# [Stated task]
Copy the data from the beginning through the line containing "fast-forward-icon — [1366, 719, 1382, 733]", including both the first and last lines.

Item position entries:
──────────────────────────────
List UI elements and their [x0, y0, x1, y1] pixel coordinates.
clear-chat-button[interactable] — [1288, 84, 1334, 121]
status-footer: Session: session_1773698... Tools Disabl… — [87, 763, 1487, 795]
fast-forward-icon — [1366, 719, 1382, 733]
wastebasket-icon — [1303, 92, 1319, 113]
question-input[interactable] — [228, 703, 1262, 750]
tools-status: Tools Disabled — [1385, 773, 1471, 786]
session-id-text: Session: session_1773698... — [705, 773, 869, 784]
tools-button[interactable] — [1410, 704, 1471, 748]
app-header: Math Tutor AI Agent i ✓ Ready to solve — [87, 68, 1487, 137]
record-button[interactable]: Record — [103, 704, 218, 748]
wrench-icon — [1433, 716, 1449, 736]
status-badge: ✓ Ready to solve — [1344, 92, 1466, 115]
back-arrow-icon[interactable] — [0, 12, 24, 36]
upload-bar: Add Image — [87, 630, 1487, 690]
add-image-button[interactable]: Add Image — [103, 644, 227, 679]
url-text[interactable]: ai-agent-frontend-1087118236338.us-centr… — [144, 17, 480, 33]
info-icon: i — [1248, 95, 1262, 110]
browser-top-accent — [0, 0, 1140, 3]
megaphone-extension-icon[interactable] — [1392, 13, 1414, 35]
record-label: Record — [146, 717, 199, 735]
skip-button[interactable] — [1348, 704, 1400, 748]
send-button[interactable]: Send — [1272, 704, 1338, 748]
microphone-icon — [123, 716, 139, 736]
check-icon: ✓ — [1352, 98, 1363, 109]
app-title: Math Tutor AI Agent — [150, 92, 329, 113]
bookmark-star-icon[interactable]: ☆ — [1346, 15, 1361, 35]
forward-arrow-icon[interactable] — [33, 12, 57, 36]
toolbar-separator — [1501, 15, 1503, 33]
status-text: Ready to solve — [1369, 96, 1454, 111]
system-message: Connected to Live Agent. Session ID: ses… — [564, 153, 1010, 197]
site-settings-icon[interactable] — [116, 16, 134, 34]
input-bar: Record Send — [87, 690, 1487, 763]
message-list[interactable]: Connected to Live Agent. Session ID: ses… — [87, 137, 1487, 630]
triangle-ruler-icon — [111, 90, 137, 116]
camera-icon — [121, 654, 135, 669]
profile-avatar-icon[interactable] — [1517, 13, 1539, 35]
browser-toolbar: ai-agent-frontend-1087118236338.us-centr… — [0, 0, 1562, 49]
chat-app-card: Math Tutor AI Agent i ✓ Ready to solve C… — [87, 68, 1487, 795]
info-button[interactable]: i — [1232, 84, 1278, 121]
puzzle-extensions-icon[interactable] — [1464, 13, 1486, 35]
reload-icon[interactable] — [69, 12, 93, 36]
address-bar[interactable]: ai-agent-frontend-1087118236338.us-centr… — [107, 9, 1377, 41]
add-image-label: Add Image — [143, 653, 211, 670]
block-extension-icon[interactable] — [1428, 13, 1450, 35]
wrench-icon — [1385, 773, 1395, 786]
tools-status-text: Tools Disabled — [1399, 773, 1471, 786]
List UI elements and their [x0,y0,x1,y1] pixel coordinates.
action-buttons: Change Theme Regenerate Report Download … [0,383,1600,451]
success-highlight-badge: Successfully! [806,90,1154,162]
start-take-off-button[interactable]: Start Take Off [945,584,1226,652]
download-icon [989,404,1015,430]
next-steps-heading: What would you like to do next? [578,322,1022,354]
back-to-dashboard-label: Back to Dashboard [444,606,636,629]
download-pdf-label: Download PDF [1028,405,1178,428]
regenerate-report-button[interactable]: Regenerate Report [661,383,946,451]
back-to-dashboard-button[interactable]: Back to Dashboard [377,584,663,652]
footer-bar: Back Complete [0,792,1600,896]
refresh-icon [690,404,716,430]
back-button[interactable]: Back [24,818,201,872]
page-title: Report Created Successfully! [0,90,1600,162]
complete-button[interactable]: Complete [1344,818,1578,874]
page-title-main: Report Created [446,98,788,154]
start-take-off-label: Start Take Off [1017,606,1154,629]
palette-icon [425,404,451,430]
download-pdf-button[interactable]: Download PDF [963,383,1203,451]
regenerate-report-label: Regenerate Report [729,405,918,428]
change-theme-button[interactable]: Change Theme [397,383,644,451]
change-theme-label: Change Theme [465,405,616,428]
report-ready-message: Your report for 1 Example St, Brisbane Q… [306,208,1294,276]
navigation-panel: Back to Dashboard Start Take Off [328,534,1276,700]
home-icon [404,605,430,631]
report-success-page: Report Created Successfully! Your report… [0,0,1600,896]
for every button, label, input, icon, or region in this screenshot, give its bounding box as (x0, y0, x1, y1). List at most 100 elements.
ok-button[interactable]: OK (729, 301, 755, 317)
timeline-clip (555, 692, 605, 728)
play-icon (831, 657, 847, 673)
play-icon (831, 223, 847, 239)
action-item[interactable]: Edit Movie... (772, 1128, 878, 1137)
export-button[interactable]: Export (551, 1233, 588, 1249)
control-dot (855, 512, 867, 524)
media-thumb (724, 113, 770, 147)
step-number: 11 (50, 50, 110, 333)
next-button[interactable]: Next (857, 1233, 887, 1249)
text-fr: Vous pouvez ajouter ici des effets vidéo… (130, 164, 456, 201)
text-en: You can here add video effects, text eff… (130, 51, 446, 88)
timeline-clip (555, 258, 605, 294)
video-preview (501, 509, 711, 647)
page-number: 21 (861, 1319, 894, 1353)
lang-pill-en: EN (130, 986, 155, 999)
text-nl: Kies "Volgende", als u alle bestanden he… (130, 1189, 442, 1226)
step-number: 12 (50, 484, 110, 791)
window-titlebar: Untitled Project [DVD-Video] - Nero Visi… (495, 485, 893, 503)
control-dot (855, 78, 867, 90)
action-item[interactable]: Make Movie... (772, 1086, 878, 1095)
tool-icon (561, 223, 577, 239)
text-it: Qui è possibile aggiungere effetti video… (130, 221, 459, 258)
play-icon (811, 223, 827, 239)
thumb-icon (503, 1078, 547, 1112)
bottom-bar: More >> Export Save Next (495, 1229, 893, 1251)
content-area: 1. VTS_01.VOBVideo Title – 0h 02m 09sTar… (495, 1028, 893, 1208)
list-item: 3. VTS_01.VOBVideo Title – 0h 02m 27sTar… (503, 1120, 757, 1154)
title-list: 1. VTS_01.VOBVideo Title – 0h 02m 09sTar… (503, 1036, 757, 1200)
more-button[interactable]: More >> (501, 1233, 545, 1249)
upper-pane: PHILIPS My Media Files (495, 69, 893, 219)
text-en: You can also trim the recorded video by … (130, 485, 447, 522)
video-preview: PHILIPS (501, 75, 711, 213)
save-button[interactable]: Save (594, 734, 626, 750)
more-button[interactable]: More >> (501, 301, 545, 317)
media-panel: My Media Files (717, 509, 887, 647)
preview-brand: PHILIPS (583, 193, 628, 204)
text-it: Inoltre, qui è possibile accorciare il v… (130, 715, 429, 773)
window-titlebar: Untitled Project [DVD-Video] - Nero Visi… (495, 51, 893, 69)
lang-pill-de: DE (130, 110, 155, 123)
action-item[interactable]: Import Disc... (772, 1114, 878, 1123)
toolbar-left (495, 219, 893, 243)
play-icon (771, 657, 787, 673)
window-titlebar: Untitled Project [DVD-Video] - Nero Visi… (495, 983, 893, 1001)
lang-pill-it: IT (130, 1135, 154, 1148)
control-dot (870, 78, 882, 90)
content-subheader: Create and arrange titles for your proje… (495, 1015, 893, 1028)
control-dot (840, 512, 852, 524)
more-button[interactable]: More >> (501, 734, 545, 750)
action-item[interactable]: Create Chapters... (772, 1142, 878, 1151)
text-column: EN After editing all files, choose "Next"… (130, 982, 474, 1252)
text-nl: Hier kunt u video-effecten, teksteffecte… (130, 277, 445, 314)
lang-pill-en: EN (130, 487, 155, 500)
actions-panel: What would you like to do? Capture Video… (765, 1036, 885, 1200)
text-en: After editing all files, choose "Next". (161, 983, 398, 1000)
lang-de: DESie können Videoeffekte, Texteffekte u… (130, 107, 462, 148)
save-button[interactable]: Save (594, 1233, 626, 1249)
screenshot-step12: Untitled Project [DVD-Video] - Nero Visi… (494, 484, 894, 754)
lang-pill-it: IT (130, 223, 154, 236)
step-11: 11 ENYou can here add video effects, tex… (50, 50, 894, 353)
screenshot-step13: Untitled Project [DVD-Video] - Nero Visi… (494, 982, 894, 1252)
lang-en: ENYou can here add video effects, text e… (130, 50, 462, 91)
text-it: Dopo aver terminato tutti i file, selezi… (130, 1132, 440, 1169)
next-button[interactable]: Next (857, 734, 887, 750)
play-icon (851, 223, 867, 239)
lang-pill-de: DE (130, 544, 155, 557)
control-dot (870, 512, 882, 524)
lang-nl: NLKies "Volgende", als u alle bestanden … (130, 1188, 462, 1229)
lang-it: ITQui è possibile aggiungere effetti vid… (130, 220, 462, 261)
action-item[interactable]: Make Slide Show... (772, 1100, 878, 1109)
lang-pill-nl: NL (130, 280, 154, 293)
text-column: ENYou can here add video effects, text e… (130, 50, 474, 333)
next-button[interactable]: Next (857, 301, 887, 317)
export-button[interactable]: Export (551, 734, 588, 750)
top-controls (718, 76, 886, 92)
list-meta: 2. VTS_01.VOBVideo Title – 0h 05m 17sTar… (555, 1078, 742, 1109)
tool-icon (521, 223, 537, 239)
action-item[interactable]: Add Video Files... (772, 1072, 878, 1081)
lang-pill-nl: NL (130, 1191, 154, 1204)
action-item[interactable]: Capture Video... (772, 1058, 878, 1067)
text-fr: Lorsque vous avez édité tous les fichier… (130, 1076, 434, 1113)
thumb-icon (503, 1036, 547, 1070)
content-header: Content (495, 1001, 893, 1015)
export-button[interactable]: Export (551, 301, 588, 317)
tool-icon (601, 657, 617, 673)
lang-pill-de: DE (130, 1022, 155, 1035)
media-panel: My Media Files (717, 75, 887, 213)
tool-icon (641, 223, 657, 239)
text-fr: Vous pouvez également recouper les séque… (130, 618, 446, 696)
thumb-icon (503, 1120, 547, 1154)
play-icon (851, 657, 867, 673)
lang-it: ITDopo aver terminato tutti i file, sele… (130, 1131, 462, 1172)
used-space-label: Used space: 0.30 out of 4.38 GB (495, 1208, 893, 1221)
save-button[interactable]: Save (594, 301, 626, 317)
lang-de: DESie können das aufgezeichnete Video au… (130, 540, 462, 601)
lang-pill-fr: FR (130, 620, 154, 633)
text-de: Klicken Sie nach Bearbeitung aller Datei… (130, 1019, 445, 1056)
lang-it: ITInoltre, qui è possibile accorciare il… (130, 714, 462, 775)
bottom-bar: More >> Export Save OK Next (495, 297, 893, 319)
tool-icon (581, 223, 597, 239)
──────────────────────────────
# [Written reply]
List UI elements and their [x0, y0, x1, y1] pixel coordinates.
clear-chat-button[interactable] — [1288, 84, 1334, 121]
status-footer: Session: session_1773698... Tools Disabl… — [87, 763, 1487, 795]
fast-forward-icon — [1366, 719, 1382, 733]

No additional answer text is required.